_TASK:_ Report, word for word, every line of the material that contains "public".

_DATA PROVIDED:_
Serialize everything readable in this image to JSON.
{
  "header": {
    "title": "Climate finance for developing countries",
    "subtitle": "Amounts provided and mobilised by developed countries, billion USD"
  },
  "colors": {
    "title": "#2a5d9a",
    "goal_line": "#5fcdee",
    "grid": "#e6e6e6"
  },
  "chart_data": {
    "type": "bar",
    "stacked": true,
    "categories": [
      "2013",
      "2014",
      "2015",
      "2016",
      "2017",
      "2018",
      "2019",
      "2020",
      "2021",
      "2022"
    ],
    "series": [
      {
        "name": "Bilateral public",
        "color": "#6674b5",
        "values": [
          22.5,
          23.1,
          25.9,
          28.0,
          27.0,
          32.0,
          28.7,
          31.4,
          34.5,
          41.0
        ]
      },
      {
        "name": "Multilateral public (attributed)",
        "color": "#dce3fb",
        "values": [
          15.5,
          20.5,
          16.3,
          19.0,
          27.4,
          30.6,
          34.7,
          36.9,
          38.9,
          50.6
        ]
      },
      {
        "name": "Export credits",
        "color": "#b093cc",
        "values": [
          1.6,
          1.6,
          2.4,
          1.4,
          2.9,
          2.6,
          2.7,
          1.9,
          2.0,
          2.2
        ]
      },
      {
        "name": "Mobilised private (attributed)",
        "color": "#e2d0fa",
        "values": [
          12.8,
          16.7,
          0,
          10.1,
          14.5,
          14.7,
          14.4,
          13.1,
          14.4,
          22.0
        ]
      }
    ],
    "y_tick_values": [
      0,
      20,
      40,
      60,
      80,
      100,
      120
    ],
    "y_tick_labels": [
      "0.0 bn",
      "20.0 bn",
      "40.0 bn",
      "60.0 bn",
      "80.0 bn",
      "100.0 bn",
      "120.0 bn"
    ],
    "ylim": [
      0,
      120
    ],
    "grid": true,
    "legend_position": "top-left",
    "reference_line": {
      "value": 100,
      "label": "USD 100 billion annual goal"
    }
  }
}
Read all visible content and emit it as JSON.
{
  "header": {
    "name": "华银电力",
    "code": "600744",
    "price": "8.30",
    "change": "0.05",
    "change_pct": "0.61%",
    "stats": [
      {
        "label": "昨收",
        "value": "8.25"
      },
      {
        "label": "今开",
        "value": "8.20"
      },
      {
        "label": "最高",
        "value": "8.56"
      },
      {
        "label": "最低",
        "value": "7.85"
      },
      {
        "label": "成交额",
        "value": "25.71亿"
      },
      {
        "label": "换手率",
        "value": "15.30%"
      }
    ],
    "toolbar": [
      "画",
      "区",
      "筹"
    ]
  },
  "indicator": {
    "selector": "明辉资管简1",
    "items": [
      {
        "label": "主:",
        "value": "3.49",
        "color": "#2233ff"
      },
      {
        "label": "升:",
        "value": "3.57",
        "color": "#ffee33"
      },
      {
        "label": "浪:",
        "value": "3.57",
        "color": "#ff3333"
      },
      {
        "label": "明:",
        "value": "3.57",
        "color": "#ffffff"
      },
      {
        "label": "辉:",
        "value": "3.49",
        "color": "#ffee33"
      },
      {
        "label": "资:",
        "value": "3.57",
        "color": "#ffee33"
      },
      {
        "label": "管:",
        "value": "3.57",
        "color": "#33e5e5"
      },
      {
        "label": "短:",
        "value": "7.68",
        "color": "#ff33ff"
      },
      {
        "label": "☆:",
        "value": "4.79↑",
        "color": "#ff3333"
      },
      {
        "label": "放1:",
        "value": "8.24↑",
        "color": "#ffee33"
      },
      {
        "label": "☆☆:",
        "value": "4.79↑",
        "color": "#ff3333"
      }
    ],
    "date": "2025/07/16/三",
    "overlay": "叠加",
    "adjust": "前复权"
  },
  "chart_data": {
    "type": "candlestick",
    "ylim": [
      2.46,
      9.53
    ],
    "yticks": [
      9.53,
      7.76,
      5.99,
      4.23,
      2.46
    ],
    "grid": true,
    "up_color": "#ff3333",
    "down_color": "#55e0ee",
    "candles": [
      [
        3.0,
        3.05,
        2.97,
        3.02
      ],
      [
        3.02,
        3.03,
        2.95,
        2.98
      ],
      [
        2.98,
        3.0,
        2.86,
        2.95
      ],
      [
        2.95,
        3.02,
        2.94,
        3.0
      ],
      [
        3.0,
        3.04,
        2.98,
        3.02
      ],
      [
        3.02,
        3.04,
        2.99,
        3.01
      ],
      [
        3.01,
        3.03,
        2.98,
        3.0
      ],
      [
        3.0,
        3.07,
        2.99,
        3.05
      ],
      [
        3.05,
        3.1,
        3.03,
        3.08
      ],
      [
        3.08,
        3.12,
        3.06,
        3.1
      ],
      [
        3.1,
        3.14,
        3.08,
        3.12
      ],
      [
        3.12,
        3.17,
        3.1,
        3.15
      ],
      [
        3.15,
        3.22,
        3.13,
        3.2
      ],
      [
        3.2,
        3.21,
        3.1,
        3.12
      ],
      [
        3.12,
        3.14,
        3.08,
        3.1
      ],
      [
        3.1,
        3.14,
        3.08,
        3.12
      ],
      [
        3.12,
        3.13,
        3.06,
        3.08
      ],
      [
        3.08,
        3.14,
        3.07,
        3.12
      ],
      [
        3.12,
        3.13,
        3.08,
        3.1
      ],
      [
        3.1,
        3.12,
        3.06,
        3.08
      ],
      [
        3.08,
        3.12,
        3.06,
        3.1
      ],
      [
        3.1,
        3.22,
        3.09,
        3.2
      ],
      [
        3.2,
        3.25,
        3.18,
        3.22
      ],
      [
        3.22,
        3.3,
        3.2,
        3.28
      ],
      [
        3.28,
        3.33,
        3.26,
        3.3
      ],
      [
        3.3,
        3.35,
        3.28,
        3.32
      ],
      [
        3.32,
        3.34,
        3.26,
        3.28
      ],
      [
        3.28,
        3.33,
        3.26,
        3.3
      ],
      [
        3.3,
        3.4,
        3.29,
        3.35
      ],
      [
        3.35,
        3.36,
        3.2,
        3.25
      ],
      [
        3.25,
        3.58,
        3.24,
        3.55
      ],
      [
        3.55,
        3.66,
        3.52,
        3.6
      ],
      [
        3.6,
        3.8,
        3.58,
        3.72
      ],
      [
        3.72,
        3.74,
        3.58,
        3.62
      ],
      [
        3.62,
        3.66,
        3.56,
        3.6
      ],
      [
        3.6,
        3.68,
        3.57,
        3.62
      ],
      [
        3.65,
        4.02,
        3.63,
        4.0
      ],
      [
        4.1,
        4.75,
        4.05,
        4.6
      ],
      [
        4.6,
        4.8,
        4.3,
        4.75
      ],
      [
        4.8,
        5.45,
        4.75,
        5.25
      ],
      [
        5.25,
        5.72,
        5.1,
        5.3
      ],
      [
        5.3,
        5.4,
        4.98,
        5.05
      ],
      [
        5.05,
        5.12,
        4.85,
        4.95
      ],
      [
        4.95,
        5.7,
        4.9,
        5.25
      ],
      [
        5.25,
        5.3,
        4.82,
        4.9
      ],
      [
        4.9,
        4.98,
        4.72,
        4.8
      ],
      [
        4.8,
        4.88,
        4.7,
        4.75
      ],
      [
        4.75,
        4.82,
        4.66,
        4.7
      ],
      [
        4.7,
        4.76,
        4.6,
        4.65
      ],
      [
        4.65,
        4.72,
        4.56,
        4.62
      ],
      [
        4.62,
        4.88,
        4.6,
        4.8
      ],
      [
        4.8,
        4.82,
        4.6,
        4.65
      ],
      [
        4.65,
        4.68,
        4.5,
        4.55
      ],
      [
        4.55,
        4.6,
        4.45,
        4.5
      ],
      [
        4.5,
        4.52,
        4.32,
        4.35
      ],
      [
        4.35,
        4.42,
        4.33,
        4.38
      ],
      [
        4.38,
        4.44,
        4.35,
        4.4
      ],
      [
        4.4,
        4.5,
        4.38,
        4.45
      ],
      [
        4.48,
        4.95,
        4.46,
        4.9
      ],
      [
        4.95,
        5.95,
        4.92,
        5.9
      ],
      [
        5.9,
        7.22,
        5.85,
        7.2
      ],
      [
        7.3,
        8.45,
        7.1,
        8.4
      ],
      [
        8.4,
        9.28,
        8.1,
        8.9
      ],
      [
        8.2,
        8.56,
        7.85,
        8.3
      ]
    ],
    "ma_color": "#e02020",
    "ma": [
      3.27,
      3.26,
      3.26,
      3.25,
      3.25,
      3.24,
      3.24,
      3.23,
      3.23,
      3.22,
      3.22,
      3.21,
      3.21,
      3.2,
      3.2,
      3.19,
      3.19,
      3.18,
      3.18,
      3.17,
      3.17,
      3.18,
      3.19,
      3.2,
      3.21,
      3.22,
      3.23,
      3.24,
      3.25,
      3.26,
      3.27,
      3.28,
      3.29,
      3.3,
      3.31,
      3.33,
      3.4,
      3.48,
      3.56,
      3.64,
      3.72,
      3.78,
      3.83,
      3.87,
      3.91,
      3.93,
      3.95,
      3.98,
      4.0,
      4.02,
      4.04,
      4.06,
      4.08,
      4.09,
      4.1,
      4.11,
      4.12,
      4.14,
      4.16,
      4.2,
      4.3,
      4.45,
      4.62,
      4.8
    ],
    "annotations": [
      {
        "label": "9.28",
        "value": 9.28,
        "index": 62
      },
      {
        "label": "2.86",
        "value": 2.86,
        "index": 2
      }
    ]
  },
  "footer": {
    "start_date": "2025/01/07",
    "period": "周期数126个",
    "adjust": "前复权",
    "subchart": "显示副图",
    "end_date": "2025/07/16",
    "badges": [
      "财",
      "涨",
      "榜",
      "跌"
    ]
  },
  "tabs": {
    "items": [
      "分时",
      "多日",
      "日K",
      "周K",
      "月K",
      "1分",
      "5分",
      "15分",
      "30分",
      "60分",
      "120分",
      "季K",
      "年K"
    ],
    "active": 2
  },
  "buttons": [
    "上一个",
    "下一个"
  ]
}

_FINISHED EXERCISE:_
        "name": "Bilateral public",
        "name": "Multilateral public (attributed)",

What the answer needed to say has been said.